**PROBLEM DETAILS**
Reproduce every entry below precisely; do not include the pictures.

**DATASET EXTRACT**
╭──

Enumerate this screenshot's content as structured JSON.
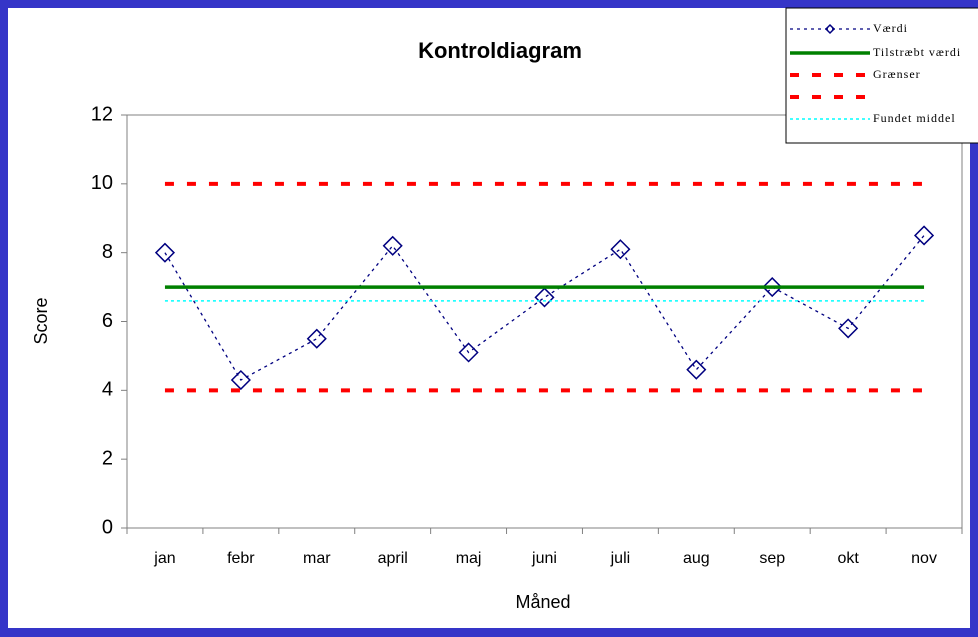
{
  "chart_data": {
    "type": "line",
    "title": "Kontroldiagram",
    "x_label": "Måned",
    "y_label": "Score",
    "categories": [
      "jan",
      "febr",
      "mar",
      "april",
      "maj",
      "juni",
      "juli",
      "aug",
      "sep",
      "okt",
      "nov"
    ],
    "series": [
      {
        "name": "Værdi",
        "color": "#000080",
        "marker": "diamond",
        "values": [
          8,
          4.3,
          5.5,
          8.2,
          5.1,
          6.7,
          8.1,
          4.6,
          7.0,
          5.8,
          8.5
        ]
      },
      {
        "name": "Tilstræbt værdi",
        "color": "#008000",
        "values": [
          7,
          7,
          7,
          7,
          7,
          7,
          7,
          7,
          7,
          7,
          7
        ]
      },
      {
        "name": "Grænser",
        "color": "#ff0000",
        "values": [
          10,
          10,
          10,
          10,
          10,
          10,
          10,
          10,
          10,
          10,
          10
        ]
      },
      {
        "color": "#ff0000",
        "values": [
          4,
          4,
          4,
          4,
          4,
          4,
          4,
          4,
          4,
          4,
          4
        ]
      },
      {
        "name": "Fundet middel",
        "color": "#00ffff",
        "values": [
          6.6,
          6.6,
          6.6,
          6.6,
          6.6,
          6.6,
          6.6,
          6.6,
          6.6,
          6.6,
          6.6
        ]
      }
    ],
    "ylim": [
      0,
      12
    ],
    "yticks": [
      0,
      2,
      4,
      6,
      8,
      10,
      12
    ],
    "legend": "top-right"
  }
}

╰──

**RESPONSE FOR THIS EXERCISE**
Enumerate this screenshot's content as structured JSON.
{
  "chart_data": {
    "type": "line",
    "title": "Kontroldiagram",
    "x_label": "Måned",
    "y_label": "Score",
    "categories": [
      "jan",
      "febr",
      "mar",
      "april",
      "maj",
      "juni",
      "juli",
      "aug",
      "sep",
      "okt",
      "nov"
    ],
    "series": [
      {
        "name": "Værdi",
        "color": "#000080",
        "marker": "diamond",
        "values": [
          8,
          4.3,
          5.5,
          8.2,
          5.1,
          6.7,
          8.1,
          4.6,
          7.0,
          5.8,
          8.5
        ]
      },
      {
        "name": "Tilstræbt værdi",
        "color": "#008000",
        "values": [
          7,
          7,
          7,
          7,
          7,
          7,
          7,
          7,
          7,
          7,
          7
        ]
      },
      {
        "name": "Grænser",
        "color": "#ff0000",
        "values": [
          10,
          10,
          10,
          10,
          10,
          10,
          10,
          10,
          10,
          10,
          10
        ]
      },
      {
        "color": "#ff0000",
        "values": [
          4,
          4,
          4,
          4,
          4,
          4,
          4,
          4,
          4,
          4,
          4
        ]
      },
      {
        "name": "Fundet middel",
        "color": "#00ffff",
        "values": [
          6.6,
          6.6,
          6.6,
          6.6,
          6.6,
          6.6,
          6.6,
          6.6,
          6.6,
          6.6,
          6.6
        ]
      }
    ],
    "ylim": [
      0,
      12
    ],
    "yticks": [
      0,
      2,
      4,
      6,
      8,
      10,
      12
    ],
    "legend": "top-right"
  }
}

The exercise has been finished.